◆ 任务清单:
1. 根据文献节选，突变体及其野生型的种子在多少摄氏度的发芽床上培养，培养了几天？
2. 根据文献节选，说明在RNA提取后用DNase I处理样品、再做0.8%琼脂糖凝胶电泳，这两步各起什么作用。回答限一到三句。
3. 请续写这篇关于小麦叶绿素缺失突变体Mt135的文献节选，从其最后一句之后接着写。

◆ 文献节选:
──────────

Mt135 是经“实践八号”育种卫星搭载处理获得的小
麦叶绿素缺失突变体 , 叶绿素缺失性状受核基因与细胞
质基因共同控制 [20], 叶色性状及遗传方式均与小麦返白
系不同, 是一种特独的叶色突变类型。该突变体条纹株自
交后代稳定分离出绿株、白化株和条纹株 3种表型。条纹
株白色组织和白化株叶绿体数目在苗期和拔节期减少 ,
基粒类囊体数减少或消失, 基质类囊体清晰可见, 并在抽
穗期出现空化叶绿体[21]。对该突变体叶绿体基因组的基
因表达进行系统分析有助于揭示小麦叶绿体基因表达与
光合作用的关系。本研究以 Mt135 的白化株和条纹株为
材料 , 根据 NCBI 数据库 (http://www.ncbi.nlm.nih.gov/
nuccore/13928184)中小麦品种中国春的叶绿体基因组信
息, 采用实时荧光定量 PCR 技术, 检测叶绿体基因在突
变体和野生型之间的表达差异 , 旨在分析叶绿体基因表
达与光合作用的关系 , 解析小麦叶绿素缺失对叶绿体形
态建成与光合作用的影响。
1 材料与方法
1.1 植物材料
2011年 10月, 随机取套袋自交的突变体Mt135及其
野生型 60135的种子各 100粒, 于 21℃发芽床培养 7 d, 取
白化株和条纹株的整张叶片 , 迅速经液氮冷却 , 用于
RNA提取。取样设 3次生物学重复。
1.2 RNA提取、纯化与反转录
利用 Trizol试剂盒(北京天根生化), 按说明书步骤提
取小麦叶片总RNA, 然后用DNase I (RNase free, TaKaRa)
去除 RNA样品中的 DNA。用 Nanodrop 2000分光光度计
(Thermo, 美国)测定 RNA 浓度, 以 0.8%琼脂糖凝胶电泳
检测 RNA的纯度和完整性。参照 iScript cDNA Synthesis
Kit (Bio-Rad, 美国)反应体系, 每样品取 1 µg总RNA进行
反转录。

──────────

◆ 输入数据:
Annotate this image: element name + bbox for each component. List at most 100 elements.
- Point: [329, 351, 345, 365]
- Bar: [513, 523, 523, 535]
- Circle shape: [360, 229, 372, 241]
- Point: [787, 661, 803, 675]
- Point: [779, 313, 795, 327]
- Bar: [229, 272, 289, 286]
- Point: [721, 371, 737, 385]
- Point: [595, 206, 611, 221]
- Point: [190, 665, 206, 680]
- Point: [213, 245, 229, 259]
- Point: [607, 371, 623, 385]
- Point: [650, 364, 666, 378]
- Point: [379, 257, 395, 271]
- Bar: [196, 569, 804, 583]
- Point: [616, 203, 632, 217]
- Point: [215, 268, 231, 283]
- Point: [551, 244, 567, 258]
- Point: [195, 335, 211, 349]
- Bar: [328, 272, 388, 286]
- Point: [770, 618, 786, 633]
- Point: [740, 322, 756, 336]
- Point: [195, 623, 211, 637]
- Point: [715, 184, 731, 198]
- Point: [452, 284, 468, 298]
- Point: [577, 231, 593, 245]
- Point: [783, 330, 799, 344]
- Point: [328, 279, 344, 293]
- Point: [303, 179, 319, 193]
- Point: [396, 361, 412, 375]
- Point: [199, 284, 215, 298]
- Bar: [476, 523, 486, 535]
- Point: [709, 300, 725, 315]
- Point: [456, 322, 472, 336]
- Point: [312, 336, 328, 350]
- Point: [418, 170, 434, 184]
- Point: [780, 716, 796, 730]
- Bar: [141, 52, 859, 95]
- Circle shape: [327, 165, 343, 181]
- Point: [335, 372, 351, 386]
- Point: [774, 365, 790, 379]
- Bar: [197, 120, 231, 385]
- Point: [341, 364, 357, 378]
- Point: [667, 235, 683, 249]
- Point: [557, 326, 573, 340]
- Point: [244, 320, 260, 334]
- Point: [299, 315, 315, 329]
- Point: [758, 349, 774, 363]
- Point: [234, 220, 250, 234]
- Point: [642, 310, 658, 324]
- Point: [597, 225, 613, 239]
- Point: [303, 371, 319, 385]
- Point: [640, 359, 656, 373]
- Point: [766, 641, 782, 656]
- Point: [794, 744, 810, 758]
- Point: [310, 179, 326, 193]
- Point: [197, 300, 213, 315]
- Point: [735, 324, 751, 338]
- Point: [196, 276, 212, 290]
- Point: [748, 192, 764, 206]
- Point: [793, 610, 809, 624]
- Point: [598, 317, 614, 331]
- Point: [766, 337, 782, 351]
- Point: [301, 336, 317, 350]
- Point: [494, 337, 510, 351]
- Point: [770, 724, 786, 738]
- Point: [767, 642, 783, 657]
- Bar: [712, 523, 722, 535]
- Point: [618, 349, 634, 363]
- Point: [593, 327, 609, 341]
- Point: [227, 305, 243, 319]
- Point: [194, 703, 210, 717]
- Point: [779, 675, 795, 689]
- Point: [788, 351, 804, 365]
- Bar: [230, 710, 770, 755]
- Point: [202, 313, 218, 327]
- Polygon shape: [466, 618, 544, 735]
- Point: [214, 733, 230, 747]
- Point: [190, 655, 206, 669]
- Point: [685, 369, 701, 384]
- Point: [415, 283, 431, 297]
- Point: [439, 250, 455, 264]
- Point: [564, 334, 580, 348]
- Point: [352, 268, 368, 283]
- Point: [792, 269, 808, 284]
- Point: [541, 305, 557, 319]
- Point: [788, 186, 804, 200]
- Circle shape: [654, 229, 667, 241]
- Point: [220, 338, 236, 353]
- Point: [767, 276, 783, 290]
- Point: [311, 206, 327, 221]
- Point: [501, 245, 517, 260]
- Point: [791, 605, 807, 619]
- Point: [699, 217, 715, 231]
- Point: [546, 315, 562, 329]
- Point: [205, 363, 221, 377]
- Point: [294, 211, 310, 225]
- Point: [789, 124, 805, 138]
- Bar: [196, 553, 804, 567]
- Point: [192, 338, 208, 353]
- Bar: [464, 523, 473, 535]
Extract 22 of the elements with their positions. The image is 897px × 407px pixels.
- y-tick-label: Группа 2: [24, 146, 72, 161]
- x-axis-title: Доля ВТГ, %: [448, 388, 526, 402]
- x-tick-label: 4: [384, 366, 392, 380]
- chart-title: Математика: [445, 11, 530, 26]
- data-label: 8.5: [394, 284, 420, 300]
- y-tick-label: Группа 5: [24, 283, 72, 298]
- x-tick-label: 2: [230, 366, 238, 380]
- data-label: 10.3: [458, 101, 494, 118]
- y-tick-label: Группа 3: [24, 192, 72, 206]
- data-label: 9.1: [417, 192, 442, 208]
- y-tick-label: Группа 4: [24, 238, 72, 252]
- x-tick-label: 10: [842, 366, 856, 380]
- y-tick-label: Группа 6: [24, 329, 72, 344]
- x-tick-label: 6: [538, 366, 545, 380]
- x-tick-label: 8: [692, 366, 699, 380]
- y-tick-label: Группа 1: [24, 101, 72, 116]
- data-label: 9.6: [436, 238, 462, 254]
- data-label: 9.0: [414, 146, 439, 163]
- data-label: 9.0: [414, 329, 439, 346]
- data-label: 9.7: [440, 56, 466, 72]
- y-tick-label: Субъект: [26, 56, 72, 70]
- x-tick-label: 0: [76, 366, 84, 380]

──────────

◆ 依次作答:
1. 在21℃的发芽床上培养了7 d。

2. 用DNase I处理是为了去除RNA样品中的DNA。0.8%琼脂糖凝胶电泳用于检测RNA的纯度和完整性。

3.
1.3 引物设计及筛选
根据 NCBI 提供的中国春小麦叶绿体基因组信息
(GenBank登录号为 AB042240), 采用 Beacon Designer7.9
软件对 80 个叶绿体基因设计引物, 分析融解曲线, 选出
峰值单一的引物, 并用 2%琼脂糖凝胶电泳检测其 PCR产
物, 经标准曲线分析, 选择扩增效率在 90%~110%之间的
67 对引物为特异引物(表 1)。这 67个叶绿体基因包含 2
个 rDNA基因、6个 tRNA编码基因、55个蛋白编码基因
和 4 个开放读读码框。采用多内参法 [22]检测目标基因的
相对表达量, 3个内参基因分别是 Gapdh (F: 5′-TTAGACT
TGCGAAGCCAGCA-3′; R: 5′-AAATGCCCTTGAGGTTT
CCC-3′)、β-Actin (F: 5′-GTAGGAAATGGCTGACGGTG-3′;
R: 5′-ATGCTAGGGAAAACAGCCCT-3′)和 18S (F: 5′-CC
ATCCCTCCGTAGTTAGCTTCT-3′; R: 5′-CCTGTCGGCC
AAGGCTATATAC-3′) [23-24]。由生工生物工程(上海)有限公
司合成所有引物序列。
1.4 实时荧光定量 PCR检测
在 BioRad CFX96 荧光定量 PCR 仪(BioRad, 美国)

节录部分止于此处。